Set task:
Without changing a character, return the entries, but not the images they hold.

Records shown:
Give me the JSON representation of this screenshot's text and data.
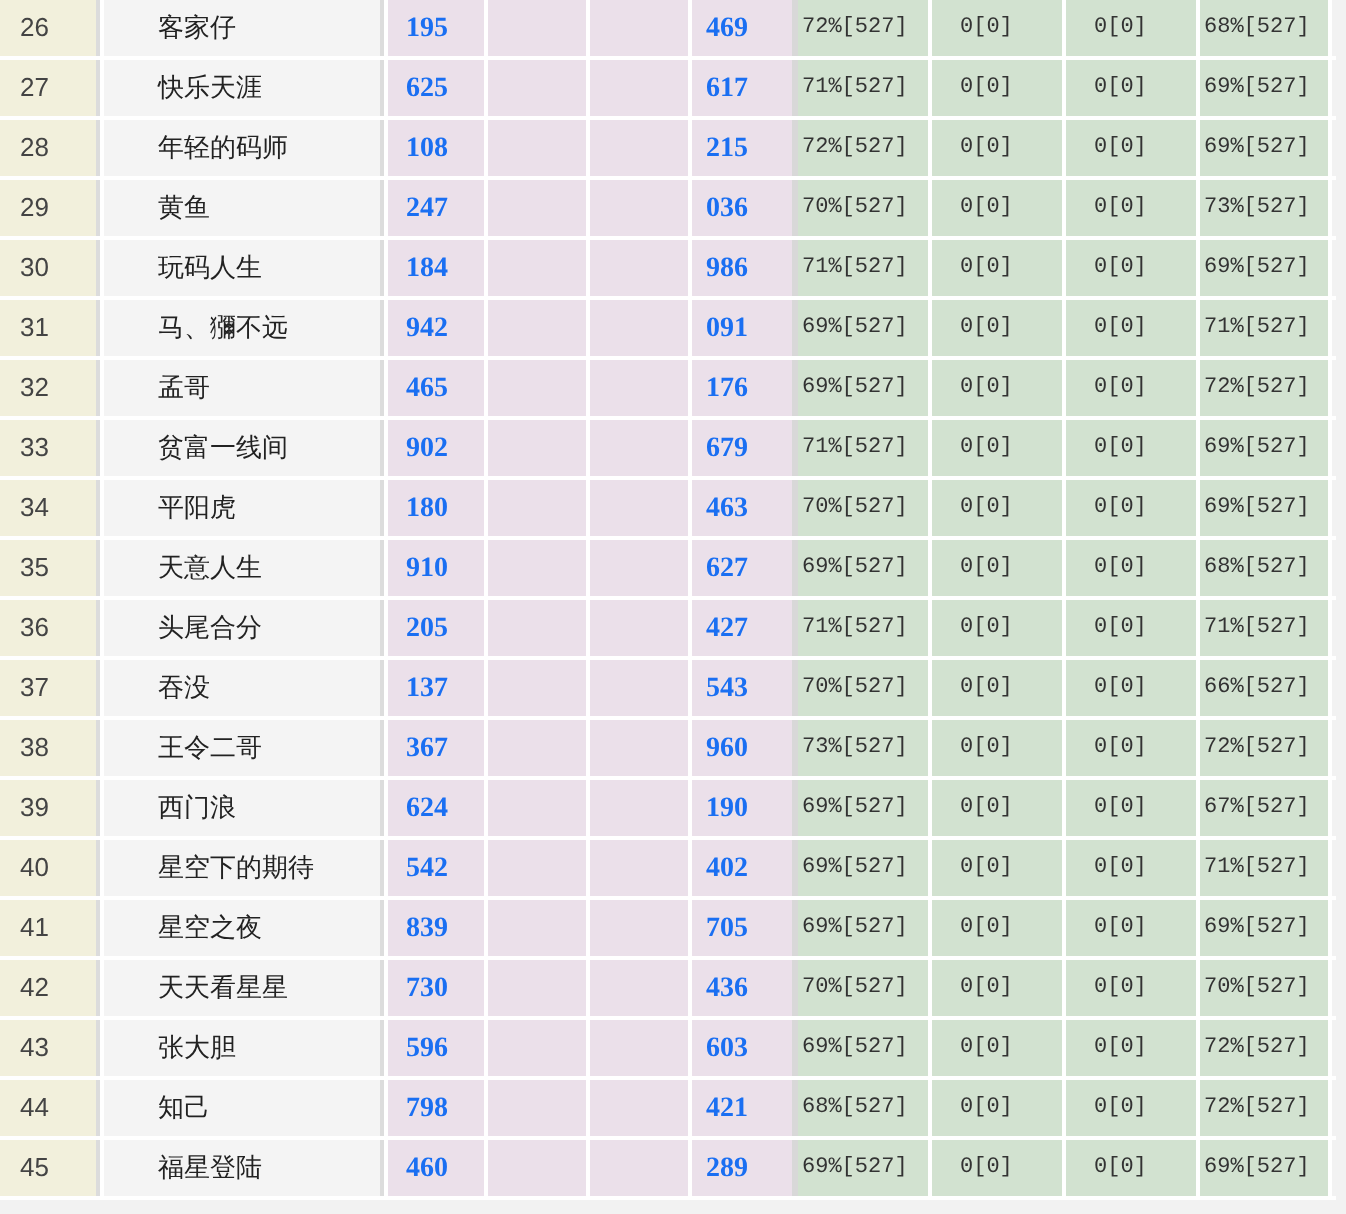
{
  "table": {
    "rows": [
      {
        "rank": "26",
        "name": "客家仔",
        "value_1": "195",
        "value_2": "469",
        "stats": [
          "72%[527]",
          "0[0]",
          "0[0]",
          "68%[527]"
        ]
      },
      {
        "rank": "27",
        "name": "快乐天涯",
        "value_1": "625",
        "value_2": "617",
        "stats": [
          "71%[527]",
          "0[0]",
          "0[0]",
          "69%[527]"
        ]
      },
      {
        "rank": "28",
        "name": "年轻的码师",
        "value_1": "108",
        "value_2": "215",
        "stats": [
          "72%[527]",
          "0[0]",
          "0[0]",
          "69%[527]"
        ]
      },
      {
        "rank": "29",
        "name": "黄鱼",
        "value_1": "247",
        "value_2": "036",
        "stats": [
          "70%[527]",
          "0[0]",
          "0[0]",
          "73%[527]"
        ]
      },
      {
        "rank": "30",
        "name": "玩码人生",
        "value_1": "184",
        "value_2": "986",
        "stats": [
          "71%[527]",
          "0[0]",
          "0[0]",
          "69%[527]"
        ]
      },
      {
        "rank": "31",
        "name": "马、獼不远",
        "value_1": "942",
        "value_2": "091",
        "stats": [
          "69%[527]",
          "0[0]",
          "0[0]",
          "71%[527]"
        ]
      },
      {
        "rank": "32",
        "name": "孟哥",
        "value_1": "465",
        "value_2": "176",
        "stats": [
          "69%[527]",
          "0[0]",
          "0[0]",
          "72%[527]"
        ]
      },
      {
        "rank": "33",
        "name": "贫富一线间",
        "value_1": "902",
        "value_2": "679",
        "stats": [
          "71%[527]",
          "0[0]",
          "0[0]",
          "69%[527]"
        ]
      },
      {
        "rank": "34",
        "name": "平阳虎",
        "value_1": "180",
        "value_2": "463",
        "stats": [
          "70%[527]",
          "0[0]",
          "0[0]",
          "69%[527]"
        ]
      },
      {
        "rank": "35",
        "name": "天意人生",
        "value_1": "910",
        "value_2": "627",
        "stats": [
          "69%[527]",
          "0[0]",
          "0[0]",
          "68%[527]"
        ]
      },
      {
        "rank": "36",
        "name": "头尾合分",
        "value_1": "205",
        "value_2": "427",
        "stats": [
          "71%[527]",
          "0[0]",
          "0[0]",
          "71%[527]"
        ]
      },
      {
        "rank": "37",
        "name": "吞没",
        "value_1": "137",
        "value_2": "543",
        "stats": [
          "70%[527]",
          "0[0]",
          "0[0]",
          "66%[527]"
        ]
      },
      {
        "rank": "38",
        "name": "王令二哥",
        "value_1": "367",
        "value_2": "960",
        "stats": [
          "73%[527]",
          "0[0]",
          "0[0]",
          "72%[527]"
        ]
      },
      {
        "rank": "39",
        "name": "西门浪",
        "value_1": "624",
        "value_2": "190",
        "stats": [
          "69%[527]",
          "0[0]",
          "0[0]",
          "67%[527]"
        ]
      },
      {
        "rank": "40",
        "name": "星空下的期待",
        "value_1": "542",
        "value_2": "402",
        "stats": [
          "69%[527]",
          "0[0]",
          "0[0]",
          "71%[527]"
        ]
      },
      {
        "rank": "41",
        "name": "星空之夜",
        "value_1": "839",
        "value_2": "705",
        "stats": [
          "69%[527]",
          "0[0]",
          "0[0]",
          "69%[527]"
        ]
      },
      {
        "rank": "42",
        "name": "天天看星星",
        "value_1": "730",
        "value_2": "436",
        "stats": [
          "70%[527]",
          "0[0]",
          "0[0]",
          "70%[527]"
        ]
      },
      {
        "rank": "43",
        "name": "张大胆",
        "value_1": "596",
        "value_2": "603",
        "stats": [
          "69%[527]",
          "0[0]",
          "0[0]",
          "72%[527]"
        ]
      },
      {
        "rank": "44",
        "name": "知己",
        "value_1": "798",
        "value_2": "421",
        "stats": [
          "68%[527]",
          "0[0]",
          "0[0]",
          "72%[527]"
        ]
      },
      {
        "rank": "45",
        "name": "福星登陆",
        "value_1": "460",
        "value_2": "289",
        "stats": [
          "69%[527]",
          "0[0]",
          "0[0]",
          "69%[527]"
        ]
      }
    ]
  }
}
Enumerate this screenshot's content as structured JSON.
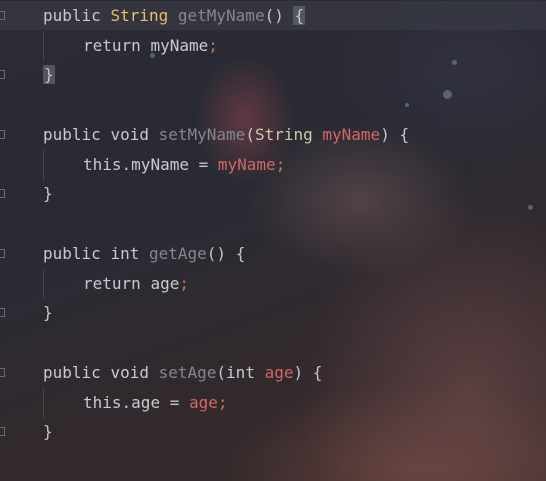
{
  "code": {
    "line1": {
      "kw": "public",
      "type": "String",
      "method": "getMyName",
      "parens": "()",
      "brace": "{"
    },
    "line2": {
      "kw": "return",
      "field": "myName",
      "semi": ";"
    },
    "line3": {
      "brace": "}"
    },
    "line5": {
      "kw": "public",
      "kw2": "void",
      "method": "setMyName",
      "open": "(",
      "ptype": "String",
      "param": "myName",
      "close": ")",
      "brace": "{"
    },
    "line6": {
      "this": "this",
      "dot": ".",
      "field": "myName",
      "eq": "=",
      "param": "myName",
      "semi": ";"
    },
    "line7": {
      "brace": "}"
    },
    "line9": {
      "kw": "public",
      "kw2": "int",
      "method": "getAge",
      "parens": "()",
      "brace": "{"
    },
    "line10": {
      "kw": "return",
      "field": "age",
      "semi": ";"
    },
    "line11": {
      "brace": "}"
    },
    "line13": {
      "kw": "public",
      "kw2": "void",
      "method": "setAge",
      "open": "(",
      "ptype": "int",
      "param": "age",
      "close": ")",
      "brace": "{"
    },
    "line14": {
      "this": "this",
      "dot": ".",
      "field": "age",
      "eq": "=",
      "param": "age",
      "semi": ";"
    },
    "line15": {
      "brace": "}"
    }
  },
  "theme": {
    "keyword": "#c7c9cf",
    "type": "#e8bf6a",
    "method": "#848690",
    "parameter": "#d06868",
    "semicolon": "#c27a46"
  }
}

Solution:
Give me the JSON representation of this screenshot's text and data.
{
  "table": {
    "rows": [
      {
        "rank": "26",
        "name": "客家仔",
        "value_1": "195",
        "value_2": "469",
        "stats": [
          "72%[527]",
          "0[0]",
          "0[0]",
          "68%[527]"
        ]
      },
      {
        "rank": "27",
        "name": "快乐天涯",
        "value_1": "625",
        "value_2": "617",
        "stats": [
          "71%[527]",
          "0[0]",
          "0[0]",
          "69%[527]"
        ]
      },
      {
        "rank": "28",
        "name": "年轻的码师",
        "value_1": "108",
        "value_2": "215",
        "stats": [
          "72%[527]",
          "0[0]",
          "0[0]",
          "69%[527]"
        ]
      },
      {
        "rank": "29",
        "name": "黄鱼",
        "value_1": "247",
        "value_2": "036",
        "stats": [
          "70%[527]",
          "0[0]",
          "0[0]",
          "73%[527]"
        ]
      },
      {
        "rank": "30",
        "name": "玩码人生",
        "value_1": "184",
        "value_2": "986",
        "stats": [
          "71%[527]",
          "0[0]",
          "0[0]",
          "69%[527]"
        ]
      },
      {
        "rank": "31",
        "name": "马、獼不远",
        "value_1": "942",
        "value_2": "091",
        "stats": [
          "69%[527]",
          "0[0]",
          "0[0]",
          "71%[527]"
        ]
      },
      {
        "rank": "32",
        "name": "孟哥",
        "value_1": "465",
        "value_2": "176",
        "stats": [
          "69%[527]",
          "0[0]",
          "0[0]",
          "72%[527]"
        ]
      },
      {
        "rank": "33",
        "name": "贫富一线间",
        "value_1": "902",
        "value_2": "679",
        "stats": [
          "71%[527]",
          "0[0]",
          "0[0]",
          "69%[527]"
        ]
      },
      {
        "rank": "34",
        "name": "平阳虎",
        "value_1": "180",
        "value_2": "463",
        "stats": [
          "70%[527]",
          "0[0]",
          "0[0]",
          "69%[527]"
        ]
      },
      {
        "rank": "35",
        "name": "天意人生",
        "value_1": "910",
        "value_2": "627",
        "stats": [
          "69%[527]",
          "0[0]",
          "0[0]",
          "68%[527]"
        ]
      },
      {
        "rank": "36",
        "name": "头尾合分",
        "value_1": "205",
        "value_2": "427",
        "stats": [
          "71%[527]",
          "0[0]",
          "0[0]",
          "71%[527]"
        ]
      },
      {
        "rank": "37",
        "name": "吞没",
        "value_1": "137",
        "value_2": "543",
        "stats": [
          "70%[527]",
          "0[0]",
          "0[0]",
          "66%[527]"
        ]
      },
      {
        "rank": "38",
        "name": "王令二哥",
        "value_1": "367",
        "value_2": "960",
        "stats": [
          "73%[527]",
          "0[0]",
          "0[0]",
          "72%[527]"
        ]
      },
      {
        "rank": "39",
        "name": "西门浪",
        "value_1": "624",
        "value_2": "190",
        "stats": [
          "69%[527]",
          "0[0]",
          "0[0]",
          "67%[527]"
        ]
      },
      {
        "rank": "40",
        "name": "星空下的期待",
        "value_1": "542",
        "value_2": "402",
        "stats": [
          "69%[527]",
          "0[0]",
          "0[0]",
          "71%[527]"
        ]
      },
      {
        "rank": "41",
        "name": "星空之夜",
        "value_1": "839",
        "value_2": "705",
        "stats": [
          "69%[527]",
          "0[0]",
          "0[0]",
          "69%[527]"
        ]
      },
      {
        "rank": "42",
        "name": "天天看星星",
        "value_1": "730",
        "value_2": "436",
        "stats": [
          "70%[527]",
          "0[0]",
          "0[0]",
          "70%[527]"
        ]
      },
      {
        "rank": "43",
        "name": "张大胆",
        "value_1": "596",
        "value_2": "603",
        "stats": [
          "69%[527]",
          "0[0]",
          "0[0]",
          "72%[527]"
        ]
      },
      {
        "rank": "44",
        "name": "知己",
        "value_1": "798",
        "value_2": "421",
        "stats": [
          "68%[527]",
          "0[0]",
          "0[0]",
          "72%[527]"
        ]
      },
      {
        "rank": "45",
        "name": "福星登陆",
        "value_1": "460",
        "value_2": "289",
        "stats": [
          "69%[527]",
          "0[0]",
          "0[0]",
          "69%[527]"
        ]
      }
    ]
  }
}
Enumerate this screenshot's content as structured JSON.
{
  "code": {
    "line1": {
      "kw": "public",
      "type": "String",
      "method": "getMyName",
      "parens": "()",
      "brace": "{"
    },
    "line2": {
      "kw": "return",
      "field": "myName",
      "semi": ";"
    },
    "line3": {
      "brace": "}"
    },
    "line5": {
      "kw": "public",
      "kw2": "void",
      "method": "setMyName",
      "open": "(",
      "ptype": "String",
      "param": "myName",
      "close": ")",
      "brace": "{"
    },
    "line6": {
      "this": "this",
      "dot": ".",
      "field": "myName",
      "eq": "=",
      "param": "myName",
      "semi": ";"
    },
    "line7": {
      "brace": "}"
    },
    "line9": {
      "kw": "public",
      "kw2": "int",
      "method": "getAge",
      "parens": "()",
      "brace": "{"
    },
    "line10": {
      "kw": "return",
      "field": "age",
      "semi": ";"
    },
    "line11": {
      "brace": "}"
    },
    "line13": {
      "kw": "public",
      "kw2": "void",
      "method": "setAge",
      "open": "(",
      "ptype": "int",
      "param": "age",
      "close": ")",
      "brace": "{"
    },
    "line14": {
      "this": "this",
      "dot": ".",
      "field": "age",
      "eq": "=",
      "param": "age",
      "semi": ";"
    },
    "line15": {
      "brace": "}"
    }
  },
  "theme": {
    "keyword": "#c7c9cf",
    "type": "#e8bf6a",
    "method": "#848690",
    "parameter": "#d06868",
    "semicolon": "#c27a46"
  }
}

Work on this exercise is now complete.